▸ REQUIRED WORK: Continue the application text on chemically modified nucleic acids below, picking up right after its final sentence.

Chemically modified nucleic acids (CNAs) function as potential antigene-, antisense-, or RNA interference (RNAi)-based drugs, as model systems for native DNA and RNA, as chemical probes in diagnostics and in high-throughput genomics and drug target validation, or the analysis of protein-nucleic acid interactions, and as tools for structure determination. This application is a continuation of our research directed at CNAs, with the long-term objectives to optimize their structure and activity for future applications as antisense oligonucleotide (AON) and small interfering RNA (siRNA) therapeutics, to devise an etiology of nucleic acid structure, and to determine the origins of substrate recognition by selected DNA- and RNA-processing enzymes. We propose four aims of broad biological significance in understanding the consequences of chemical modification for nucleic acid structure and stability and, by probing nucleic acid-protein interactions structurally and functionally by way of CNAs, the principles affording substrate recognition and processing by RNase H and A- and Y-class DNA polymerases.
Aim (1) focuses on investigations of the conformational features underlying the stability and efficacy of modifications assessed in connection with the discovery and development of the next generation of AON and siRNA therapeutics. This work will be carried out in collaboration with two world leaders in R&D of nucleic acid drugs, Alnylam Pharmaceuticals Inc. and Isis Pharmaceuticals, Inc.
In Aim (2) we will scrutinize the pairing and structure of glycol nucleic acid (GNA), the simplest artificial pairing system with a phosphate backbone found to cross-pair with RNA. We will also use neutron macromolecular crystallography (NMC) to delve deeper into aspects of nucleic acid structure that have eluded characterization using standard techniques, such as the orientations of water molecules and ribose 22-hydroxyl groups. Work in Aim (3) is directed at RNase H, an endonuclease that plays a key role in antisense applications by way of destroying the mRNA targeted by certain AONs. By way of 3D structural data for complexes with duplexes that are bound but not cleaved, we will probe features of nucleic acids central to recognition. The conformational range of the strand opposite RNA tolerated by the enzyme will be gauged with 3D structures of complexes with AON/RNA hybrids.

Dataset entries
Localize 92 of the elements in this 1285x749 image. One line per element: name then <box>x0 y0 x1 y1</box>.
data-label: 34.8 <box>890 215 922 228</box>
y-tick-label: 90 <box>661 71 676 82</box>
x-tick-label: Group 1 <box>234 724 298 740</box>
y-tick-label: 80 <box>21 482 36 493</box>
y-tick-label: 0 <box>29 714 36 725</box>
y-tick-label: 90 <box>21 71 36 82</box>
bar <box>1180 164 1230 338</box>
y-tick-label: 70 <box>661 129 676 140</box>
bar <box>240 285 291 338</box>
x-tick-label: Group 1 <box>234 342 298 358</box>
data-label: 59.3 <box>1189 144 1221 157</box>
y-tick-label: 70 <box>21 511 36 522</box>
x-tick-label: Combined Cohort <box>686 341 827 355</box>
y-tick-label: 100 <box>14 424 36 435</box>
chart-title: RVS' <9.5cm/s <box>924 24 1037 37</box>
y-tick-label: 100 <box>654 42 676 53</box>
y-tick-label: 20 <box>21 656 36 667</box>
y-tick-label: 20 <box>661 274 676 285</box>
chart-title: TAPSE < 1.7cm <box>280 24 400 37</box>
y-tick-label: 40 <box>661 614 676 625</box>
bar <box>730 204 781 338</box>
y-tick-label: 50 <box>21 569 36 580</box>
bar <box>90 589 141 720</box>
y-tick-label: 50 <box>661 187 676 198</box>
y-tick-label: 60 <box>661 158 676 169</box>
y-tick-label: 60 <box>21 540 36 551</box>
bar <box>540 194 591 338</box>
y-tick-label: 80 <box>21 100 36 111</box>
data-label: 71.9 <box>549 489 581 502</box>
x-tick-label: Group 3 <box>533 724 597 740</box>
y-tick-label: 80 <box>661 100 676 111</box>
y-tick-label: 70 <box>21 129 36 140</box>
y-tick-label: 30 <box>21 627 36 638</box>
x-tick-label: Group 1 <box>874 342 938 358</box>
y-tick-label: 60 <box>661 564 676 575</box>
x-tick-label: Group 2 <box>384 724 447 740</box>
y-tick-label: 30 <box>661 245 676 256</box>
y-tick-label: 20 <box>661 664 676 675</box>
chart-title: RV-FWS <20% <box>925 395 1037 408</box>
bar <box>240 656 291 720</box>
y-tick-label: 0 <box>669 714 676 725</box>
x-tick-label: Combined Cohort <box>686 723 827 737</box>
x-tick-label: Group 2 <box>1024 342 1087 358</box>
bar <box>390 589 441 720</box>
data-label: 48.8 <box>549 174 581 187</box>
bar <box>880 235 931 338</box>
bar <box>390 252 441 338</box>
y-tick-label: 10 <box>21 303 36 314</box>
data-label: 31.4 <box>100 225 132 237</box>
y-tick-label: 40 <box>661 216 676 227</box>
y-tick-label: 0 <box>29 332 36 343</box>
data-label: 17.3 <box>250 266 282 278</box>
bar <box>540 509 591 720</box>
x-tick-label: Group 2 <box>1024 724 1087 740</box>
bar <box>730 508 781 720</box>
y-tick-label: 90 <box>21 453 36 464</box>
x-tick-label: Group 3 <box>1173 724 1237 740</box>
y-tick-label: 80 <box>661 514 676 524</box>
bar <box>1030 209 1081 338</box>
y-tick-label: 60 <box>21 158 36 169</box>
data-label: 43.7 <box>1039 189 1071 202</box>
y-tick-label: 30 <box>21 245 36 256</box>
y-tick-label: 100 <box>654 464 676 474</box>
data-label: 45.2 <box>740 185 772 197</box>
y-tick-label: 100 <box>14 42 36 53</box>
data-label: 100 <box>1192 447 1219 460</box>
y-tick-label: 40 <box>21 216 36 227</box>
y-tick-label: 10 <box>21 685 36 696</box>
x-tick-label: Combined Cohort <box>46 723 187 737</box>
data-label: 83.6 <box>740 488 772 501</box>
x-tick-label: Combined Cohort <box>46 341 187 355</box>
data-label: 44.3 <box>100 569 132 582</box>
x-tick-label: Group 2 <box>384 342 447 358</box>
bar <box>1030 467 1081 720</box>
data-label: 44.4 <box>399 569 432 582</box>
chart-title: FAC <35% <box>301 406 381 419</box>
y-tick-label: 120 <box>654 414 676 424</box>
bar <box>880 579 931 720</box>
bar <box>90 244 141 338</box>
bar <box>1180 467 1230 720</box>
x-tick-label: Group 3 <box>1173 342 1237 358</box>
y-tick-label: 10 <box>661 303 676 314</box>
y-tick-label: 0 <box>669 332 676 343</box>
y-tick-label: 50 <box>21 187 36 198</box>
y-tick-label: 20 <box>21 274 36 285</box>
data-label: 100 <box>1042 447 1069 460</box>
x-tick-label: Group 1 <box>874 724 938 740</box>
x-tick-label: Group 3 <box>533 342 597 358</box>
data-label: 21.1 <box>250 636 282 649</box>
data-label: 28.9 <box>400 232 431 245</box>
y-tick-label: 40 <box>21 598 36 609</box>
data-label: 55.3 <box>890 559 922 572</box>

▸ EXERCISE RESPONSE:
In Aim (4) we will address the recent hypothesis that certain DNA polymerases appear to rely more on shape than hydrogen bonding for accurate and efficient replication. Building on our recent structures of CNAs containing 2,4-difluorotoluene (F, an apolar T mimic) and complexes of F-modified templates with a trans-lesion (Y-class) DNA Pol, we will determine structures of ternary Pol-DNA-dNTP complexes containing F or dFTP of a replicative (A-class) DNA Pol, and correlate these data with activity data in the pre-steady- and steady-states. The main tool to be used is X-ray crystallography. Other approaches we will rely on to achieve our objectives are synthetic organic chemistry, biochemical and molecular biology tools as well a thermodynamics, kinetics and single-crystal NMC.

Public Health Relevance

A comprehensive structure-based program to analyze and improve RNA affinity, chemical stability and ultimately efficacy of chemically modified antisense and siRNA oligonucleotides with implications for drug discovery of nucleic acid therapeutics, to gain insight into self-pairing and cross-pairing with DNA and/or RNA of nucleic acid analogs analyzed in the context of an etiology of nucleic acid structure, and, by using chemically modified nucleotides, to investigate and thereby refute or confirm existing hypotheses regarding the chemical and structural bases for substrate recognition by the RNase H endonuclease and nucleotide insertion by A- and Y-class DNA polymerases.

Agency
National Institute of Health (NIH)
Institute
National Institute of General Medical Sciences (NIGMS)
Type
Research Project (R01)
Project #
5R01GM055237-15
Application #
8102862
Study Section
Special Emphasis Panel (ZRG1-BCMB-B (02))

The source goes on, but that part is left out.